(Layout element entries)
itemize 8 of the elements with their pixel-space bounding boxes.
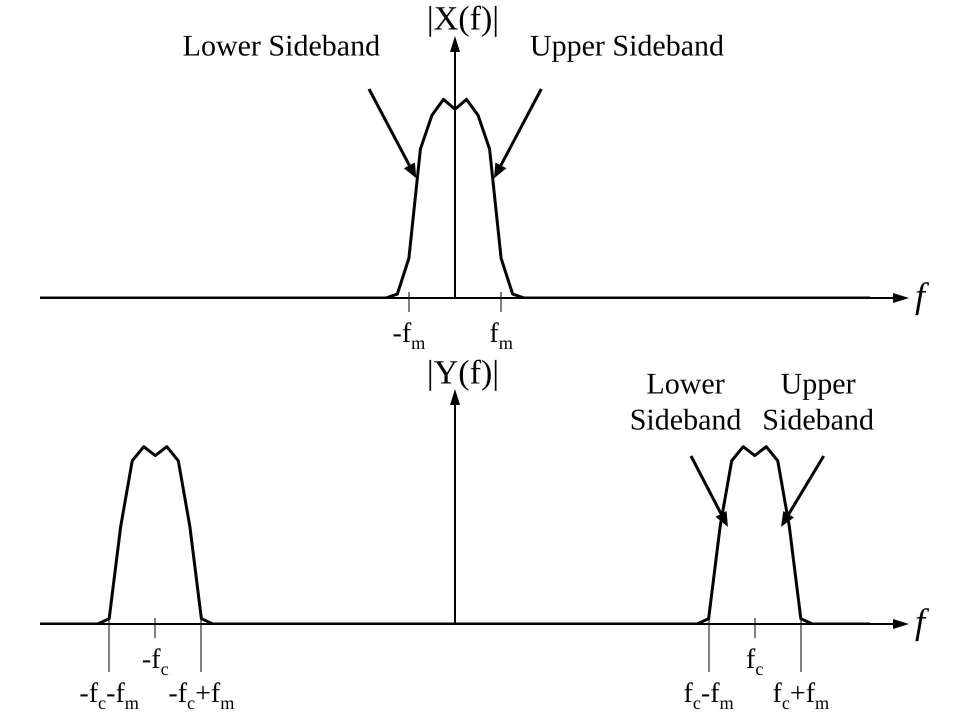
text: Lower Sideband (630, 367, 742, 436)
y-axis-title: |X(f)| (426, 0, 500, 38)
text: Upper Sideband (762, 367, 874, 436)
x-axis-title: f (915, 601, 930, 642)
y-axis-title: |Y(f)| (426, 354, 500, 392)
x-axis-title: f (915, 275, 930, 316)
text: Upper Sideband (530, 30, 724, 63)
text: Lower Sideband (182, 30, 380, 63)
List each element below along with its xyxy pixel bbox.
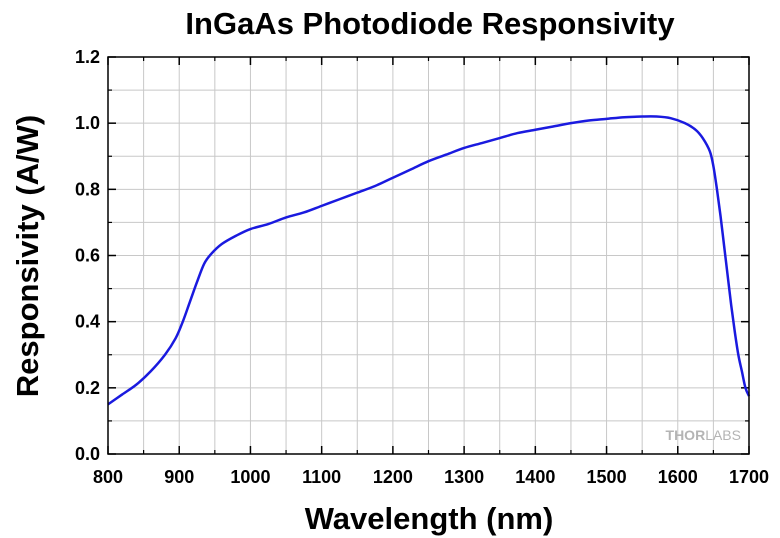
y-tick-label: 1.0 [75,113,100,133]
x-tick-label: 1500 [587,467,627,487]
x-tick-label: 1400 [515,467,555,487]
series-line-responsivity [107,115,751,406]
y-axis-label: Responsivity (A/W) [10,115,45,397]
y-tick-label: 0.0 [75,444,100,464]
grid [107,56,750,455]
plot-frame [107,56,750,455]
x-tick-label: 1200 [373,467,413,487]
y-tick-label: 0.2 [75,378,100,398]
x-tick-label: 1600 [658,467,698,487]
x-tick-label: 1000 [230,467,270,487]
thorlabs-watermark: THORLABS [666,427,741,443]
watermark-labs: LABS [705,427,741,443]
x-tick-label: 1300 [444,467,484,487]
y-tick-label: 0.6 [75,246,100,266]
x-tick-labels: 800 900 1000 1100 1200 1300 1400 1500 1600 1700 [93,467,769,487]
y-tick-label: 0.8 [75,179,100,199]
svg-text:THORLABS: THORLABS [666,427,741,443]
y-tick-label: 1.2 [75,47,100,67]
y-tick-labels: 0.0 0.2 0.4 0.6 0.8 1.0 1.2 [75,47,100,464]
chart-title: InGaAs Photodiode Responsivity [185,6,675,41]
watermark-thor: THOR [666,427,706,443]
x-tick-label: 900 [164,467,194,487]
x-axis-label: Wavelength (nm) [305,501,554,536]
x-tick-label: 1700 [729,467,769,487]
y-tick-label: 0.4 [75,312,100,332]
x-tick-label: 1100 [302,467,341,487]
x-tick-label: 800 [93,467,123,487]
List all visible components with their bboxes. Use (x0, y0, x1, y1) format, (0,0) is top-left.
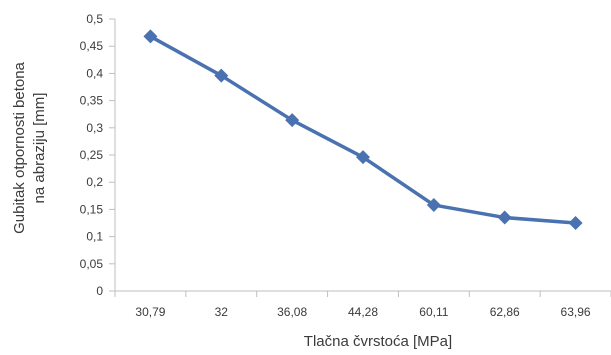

> [Exercise]: Reproduce every line of the records above verbatim, omitting the picture lines.

> [Task response]:
itemize 8 of the elements with their pixel-space bounding boxes.
text: Lower Sideband (630, 367, 742, 436)
y-axis-title: |X(f)| (426, 0, 500, 38)
text: Upper Sideband (762, 367, 874, 436)
x-axis-title: f (915, 601, 930, 642)
y-axis-title: |Y(f)| (426, 354, 500, 392)
x-axis-title: f (915, 275, 930, 316)
text: Upper Sideband (530, 30, 724, 63)
text: Lower Sideband (182, 30, 380, 63)
List each element below along with its xyxy pixel bbox.
y-tick-label: 1.0 [75,113,100,133]
x-tick-label: 1500 [587,467,627,487]
x-tick-label: 1400 [515,467,555,487]
series-line-responsivity [107,115,751,406]
y-axis-label: Responsivity (A/W) [10,115,45,397]
y-tick-label: 0.0 [75,444,100,464]
grid [107,56,750,455]
plot-frame [107,56,750,455]
x-tick-label: 1200 [373,467,413,487]
y-tick-label: 0.2 [75,378,100,398]
x-tick-label: 1600 [658,467,698,487]
x-tick-label: 1000 [230,467,270,487]
thorlabs-watermark: THORLABS [666,427,741,443]
watermark-labs: LABS [705,427,741,443]
x-tick-label: 1300 [444,467,484,487]
y-tick-label: 0.6 [75,246,100,266]
x-tick-labels: 800 900 1000 1100 1200 1300 1400 1500 1600 1700 [93,467,769,487]
y-tick-label: 0.8 [75,179,100,199]
svg-text:THORLABS: THORLABS [666,427,741,443]
y-tick-label: 1.2 [75,47,100,67]
y-tick-labels: 0.0 0.2 0.4 0.6 0.8 1.0 1.2 [75,47,100,464]
chart-title: InGaAs Photodiode Responsivity [185,6,675,41]
watermark-thor: THOR [666,427,706,443]
x-tick-label: 900 [164,467,194,487]
x-axis-label: Wavelength (nm) [305,501,554,536]
x-tick-label: 1700 [729,467,769,487]
y-tick-label: 0.4 [75,312,100,332]
x-tick-label: 1100 [302,467,341,487]
x-tick-label: 800 [93,467,123,487]
List all visible components with their bboxes. Use (x0, y0, x1, y1) format, (0,0) is top-left.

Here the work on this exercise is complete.